Exercise details » The entries below should be written out again exactly as they stand.

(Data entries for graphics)

--------------------

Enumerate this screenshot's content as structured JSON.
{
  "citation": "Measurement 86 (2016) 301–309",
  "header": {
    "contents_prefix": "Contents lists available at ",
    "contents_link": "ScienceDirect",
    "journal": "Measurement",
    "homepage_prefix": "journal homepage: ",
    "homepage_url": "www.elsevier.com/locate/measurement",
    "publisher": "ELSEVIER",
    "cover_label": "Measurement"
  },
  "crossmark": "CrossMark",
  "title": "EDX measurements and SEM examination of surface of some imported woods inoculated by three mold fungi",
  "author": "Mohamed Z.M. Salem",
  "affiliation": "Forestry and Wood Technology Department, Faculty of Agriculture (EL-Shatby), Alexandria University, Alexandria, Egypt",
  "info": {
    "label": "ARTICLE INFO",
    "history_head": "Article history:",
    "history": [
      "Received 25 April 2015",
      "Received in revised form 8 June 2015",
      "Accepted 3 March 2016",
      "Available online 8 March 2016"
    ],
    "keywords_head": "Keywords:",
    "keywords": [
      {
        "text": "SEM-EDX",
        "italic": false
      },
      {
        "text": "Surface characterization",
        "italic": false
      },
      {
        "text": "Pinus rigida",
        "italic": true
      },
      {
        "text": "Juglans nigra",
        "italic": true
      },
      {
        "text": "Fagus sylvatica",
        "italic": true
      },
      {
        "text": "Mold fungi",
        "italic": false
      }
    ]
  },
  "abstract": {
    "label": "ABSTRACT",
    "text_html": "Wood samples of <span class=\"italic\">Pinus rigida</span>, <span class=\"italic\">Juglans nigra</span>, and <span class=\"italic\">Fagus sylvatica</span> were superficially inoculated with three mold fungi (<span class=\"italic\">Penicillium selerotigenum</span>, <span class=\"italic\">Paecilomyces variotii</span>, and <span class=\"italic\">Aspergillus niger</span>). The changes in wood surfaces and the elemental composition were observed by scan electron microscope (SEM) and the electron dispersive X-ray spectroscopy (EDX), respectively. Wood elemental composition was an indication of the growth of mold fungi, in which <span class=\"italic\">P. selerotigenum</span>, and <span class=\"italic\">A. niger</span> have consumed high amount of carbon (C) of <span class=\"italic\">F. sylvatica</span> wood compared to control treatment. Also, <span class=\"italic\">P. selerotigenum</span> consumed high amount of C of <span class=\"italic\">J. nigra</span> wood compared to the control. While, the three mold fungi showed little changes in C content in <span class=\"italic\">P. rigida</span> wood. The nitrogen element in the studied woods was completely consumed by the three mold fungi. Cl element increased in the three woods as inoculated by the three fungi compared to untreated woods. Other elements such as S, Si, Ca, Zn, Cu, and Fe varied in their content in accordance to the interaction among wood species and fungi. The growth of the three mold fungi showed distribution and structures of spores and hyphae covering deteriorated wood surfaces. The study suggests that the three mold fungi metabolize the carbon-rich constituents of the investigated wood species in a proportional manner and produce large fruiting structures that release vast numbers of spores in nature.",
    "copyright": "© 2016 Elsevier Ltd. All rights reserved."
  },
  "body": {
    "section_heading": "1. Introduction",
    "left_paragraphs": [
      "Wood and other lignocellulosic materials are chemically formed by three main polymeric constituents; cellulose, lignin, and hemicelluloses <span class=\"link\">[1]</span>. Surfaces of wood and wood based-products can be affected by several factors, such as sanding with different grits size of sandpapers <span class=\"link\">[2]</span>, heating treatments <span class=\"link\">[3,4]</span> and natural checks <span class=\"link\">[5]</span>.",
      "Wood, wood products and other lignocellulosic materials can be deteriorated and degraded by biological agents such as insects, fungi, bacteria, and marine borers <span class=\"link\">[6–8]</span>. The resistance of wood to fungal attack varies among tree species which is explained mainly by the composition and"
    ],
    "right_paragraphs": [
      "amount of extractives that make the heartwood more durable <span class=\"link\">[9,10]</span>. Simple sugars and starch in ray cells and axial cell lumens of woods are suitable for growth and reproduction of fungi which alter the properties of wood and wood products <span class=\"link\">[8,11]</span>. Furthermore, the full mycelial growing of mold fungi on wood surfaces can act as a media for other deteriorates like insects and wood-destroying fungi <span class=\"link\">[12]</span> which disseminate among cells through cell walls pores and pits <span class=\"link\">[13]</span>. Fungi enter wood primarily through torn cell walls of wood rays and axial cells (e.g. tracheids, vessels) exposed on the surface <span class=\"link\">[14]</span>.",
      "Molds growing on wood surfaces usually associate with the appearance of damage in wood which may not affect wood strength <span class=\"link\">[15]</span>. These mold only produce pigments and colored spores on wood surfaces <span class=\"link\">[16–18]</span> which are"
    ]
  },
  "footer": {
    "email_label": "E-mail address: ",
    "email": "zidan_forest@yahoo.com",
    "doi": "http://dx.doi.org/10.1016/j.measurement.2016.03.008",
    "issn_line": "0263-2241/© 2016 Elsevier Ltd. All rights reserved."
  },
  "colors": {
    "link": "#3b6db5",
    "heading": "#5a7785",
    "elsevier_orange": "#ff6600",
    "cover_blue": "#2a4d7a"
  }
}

--------------------

Output »
Enumerate this screenshot's content as structured JSON.
{
  "citation": "Measurement 86 (2016) 301–309",
  "header": {
    "contents_prefix": "Contents lists available at ",
    "contents_link": "ScienceDirect",
    "journal": "Measurement",
    "homepage_prefix": "journal homepage: ",
    "homepage_url": "www.elsevier.com/locate/measurement",
    "publisher": "ELSEVIER",
    "cover_label": "Measurement"
  },
  "crossmark": "CrossMark",
  "title": "EDX measurements and SEM examination of surface of some imported woods inoculated by three mold fungi",
  "author": "Mohamed Z.M. Salem",
  "affiliation": "Forestry and Wood Technology Department, Faculty of Agriculture (EL-Shatby), Alexandria University, Alexandria, Egypt",
  "info": {
    "label": "ARTICLE INFO",
    "history_head": "Article history:",
    "history": [
      "Received 25 April 2015",
      "Received in revised form 8 June 2015",
      "Accepted 3 March 2016",
      "Available online 8 March 2016"
    ],
    "keywords_head": "Keywords:",
    "keywords": [
      {
        "text": "SEM-EDX",
        "italic": false
      },
      {
        "text": "Surface characterization",
        "italic": false
      },
      {
        "text": "Pinus rigida",
        "italic": true
      },
      {
        "text": "Juglans nigra",
        "italic": true
      },
      {
        "text": "Fagus sylvatica",
        "italic": true
      },
      {
        "text": "Mold fungi",
        "italic": false
      }
    ]
  },
  "abstract": {
    "label": "ABSTRACT",
    "text_html": "Wood samples of <span class=\"italic\">Pinus rigida</span>, <span class=\"italic\">Juglans nigra</span>, and <span class=\"italic\">Fagus sylvatica</span> were superficially inoculated with three mold fungi (<span class=\"italic\">Penicillium selerotigenum</span>, <span class=\"italic\">Paecilomyces variotii</span>, and <span class=\"italic\">Aspergillus niger</span>). The changes in wood surfaces and the elemental composition were observed by scan electron microscope (SEM) and the electron dispersive X-ray spectroscopy (EDX), respectively. Wood elemental composition was an indication of the growth of mold fungi, in which <span class=\"italic\">P. selerotigenum</span>, and <span class=\"italic\">A. niger</span> have consumed high amount of carbon (C) of <span class=\"italic\">F. sylvatica</span> wood compared to control treatment. Also, <span class=\"italic\">P. selerotigenum</span> consumed high amount of C of <span class=\"italic\">J. nigra</span> wood compared to the control. While, the three mold fungi showed little changes in C content in <span class=\"italic\">P. rigida</span> wood. The nitrogen element in the studied woods was completely consumed by the three mold fungi. Cl element increased in the three woods as inoculated by the three fungi compared to untreated woods. Other elements such as S, Si, Ca, Zn, Cu, and Fe varied in their content in accordance to the interaction among wood species and fungi. The growth of the three mold fungi showed distribution and structures of spores and hyphae covering deteriorated wood surfaces. The study suggests that the three mold fungi metabolize the carbon-rich constituents of the investigated wood species in a proportional manner and produce large fruiting structures that release vast numbers of spores in nature.",
    "copyright": "© 2016 Elsevier Ltd. All rights reserved."
  },
  "body": {
    "section_heading": "1. Introduction",
    "left_paragraphs": [
      "Wood and other lignocellulosic materials are chemically formed by three main polymeric constituents; cellulose, lignin, and hemicelluloses <span class=\"link\">[1]</span>. Surfaces of wood and wood based-products can be affected by several factors, such as sanding with different grits size of sandpapers <span class=\"link\">[2]</span>, heating treatments <span class=\"link\">[3,4]</span> and natural checks <span class=\"link\">[5]</span>.",
      "Wood, wood products and other lignocellulosic materials can be deteriorated and degraded by biological agents such as insects, fungi, bacteria, and marine borers <span class=\"link\">[6–8]</span>. The resistance of wood to fungal attack varies among tree species which is explained mainly by the composition and"
    ],
    "right_paragraphs": [
      "amount of extractives that make the heartwood more durable <span class=\"link\">[9,10]</span>. Simple sugars and starch in ray cells and axial cell lumens of woods are suitable for growth and reproduction of fungi which alter the properties of wood and wood products <span class=\"link\">[8,11]</span>. Furthermore, the full mycelial growing of mold fungi on wood surfaces can act as a media for other deteriorates like insects and wood-destroying fungi <span class=\"link\">[12]</span> which disseminate among cells through cell walls pores and pits <span class=\"link\">[13]</span>. Fungi enter wood primarily through torn cell walls of wood rays and axial cells (e.g. tracheids, vessels) exposed on the surface <span class=\"link\">[14]</span>.",
      "Molds growing on wood surfaces usually associate with the appearance of damage in wood which may not affect wood strength <span class=\"link\">[15]</span>. These mold only produce pigments and colored spores on wood surfaces <span class=\"link\">[16–18]</span> which are"
    ]
  },
  "footer": {
    "email_label": "E-mail address: ",
    "email": "zidan_forest@yahoo.com",
    "doi": "http://dx.doi.org/10.1016/j.measurement.2016.03.008",
    "issn_line": "0263-2241/© 2016 Elsevier Ltd. All rights reserved."
  },
  "colors": {
    "link": "#3b6db5",
    "heading": "#5a7785",
    "elsevier_orange": "#ff6600",
    "cover_blue": "#2a4d7a"
  }
}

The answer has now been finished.